= Set exercise =
In the listing below, count the lines with "ylabel" and report only the figure.

= Dataset extract =
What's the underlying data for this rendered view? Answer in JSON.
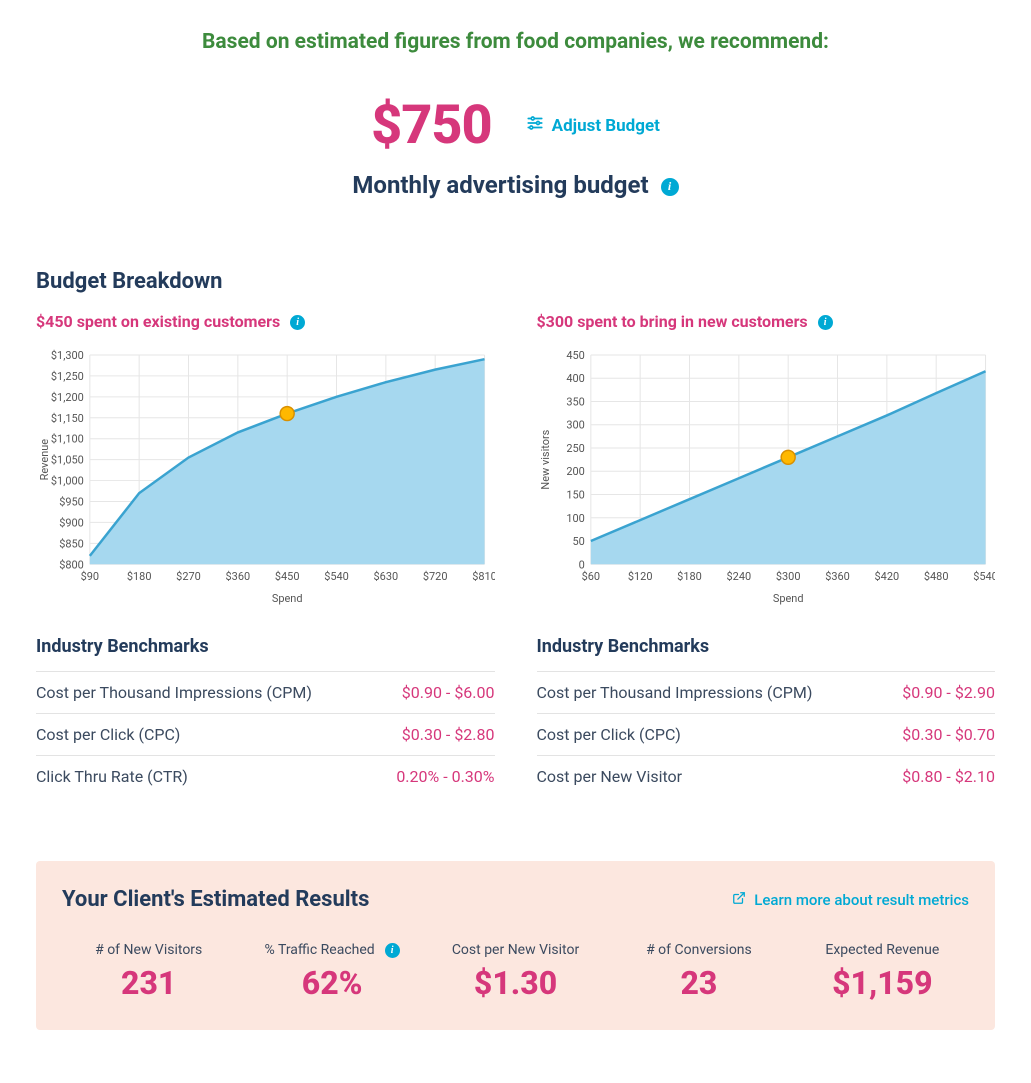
{
  "banner": "Based on estimated figures from food companies, we recommend:",
  "budget": {
    "amount": "$750",
    "adjust_label": "Adjust Budget",
    "subtitle": "Monthly advertising budget"
  },
  "breakdown_title": "Budget Breakdown",
  "left": {
    "header": "$450 spent on existing customers",
    "bench_title": "Industry Benchmarks",
    "bench": [
      {
        "label": "Cost per Thousand Impressions (CPM)",
        "value": "$0.90 - $6.00"
      },
      {
        "label": "Cost per Click (CPC)",
        "value": "$0.30 - $2.80"
      },
      {
        "label": "Click Thru Rate (CTR)",
        "value": "0.20% - 0.30%"
      }
    ]
  },
  "right": {
    "header": "$300 spent to bring in new customers",
    "bench_title": "Industry Benchmarks",
    "bench": [
      {
        "label": "Cost per Thousand Impressions (CPM)",
        "value": "$0.90 - $2.90"
      },
      {
        "label": "Cost per Click (CPC)",
        "value": "$0.30 - $0.70"
      },
      {
        "label": "Cost per New Visitor",
        "value": "$0.80 - $2.10"
      }
    ]
  },
  "results": {
    "title": "Your Client's Estimated Results",
    "learn_more": "Learn more about result metrics",
    "metrics": [
      {
        "label": "# of New Visitors",
        "value": "231"
      },
      {
        "label": "% Traffic Reached",
        "value": "62%",
        "info": true
      },
      {
        "label": "Cost per New Visitor",
        "value": "$1.30"
      },
      {
        "label": "# of Conversions",
        "value": "23"
      },
      {
        "label": "Expected Revenue",
        "value": "$1,159"
      }
    ]
  },
  "chart_data": [
    {
      "type": "area",
      "title": "",
      "xlabel": "Spend",
      "ylabel": "Revenue",
      "x_ticks": [
        "$90",
        "$180",
        "$270",
        "$360",
        "$450",
        "$540",
        "$630",
        "$720",
        "$810"
      ],
      "y_ticks": [
        "$800",
        "$850",
        "$900",
        "$950",
        "$1,000",
        "$1,050",
        "$1,100",
        "$1,150",
        "$1,200",
        "$1,250",
        "$1,300"
      ],
      "x": [
        90,
        180,
        270,
        360,
        450,
        540,
        630,
        720,
        810
      ],
      "y": [
        820,
        970,
        1055,
        1115,
        1160,
        1200,
        1235,
        1265,
        1290
      ],
      "xlim": [
        90,
        810
      ],
      "ylim": [
        800,
        1300
      ],
      "marker": {
        "x": 450,
        "y": 1160
      }
    },
    {
      "type": "area",
      "title": "",
      "xlabel": "Spend",
      "ylabel": "New visitors",
      "x_ticks": [
        "$60",
        "$120",
        "$180",
        "$240",
        "$300",
        "$360",
        "$420",
        "$480",
        "$540"
      ],
      "y_ticks": [
        "0",
        "50",
        "100",
        "150",
        "200",
        "250",
        "300",
        "350",
        "400",
        "450"
      ],
      "x": [
        60,
        120,
        180,
        240,
        300,
        360,
        420,
        480,
        540
      ],
      "y": [
        50,
        95,
        140,
        185,
        230,
        275,
        320,
        368,
        415
      ],
      "xlim": [
        60,
        540
      ],
      "ylim": [
        0,
        450
      ],
      "marker": {
        "x": 300,
        "y": 230
      }
    }
  ]
}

= Result of this task =
2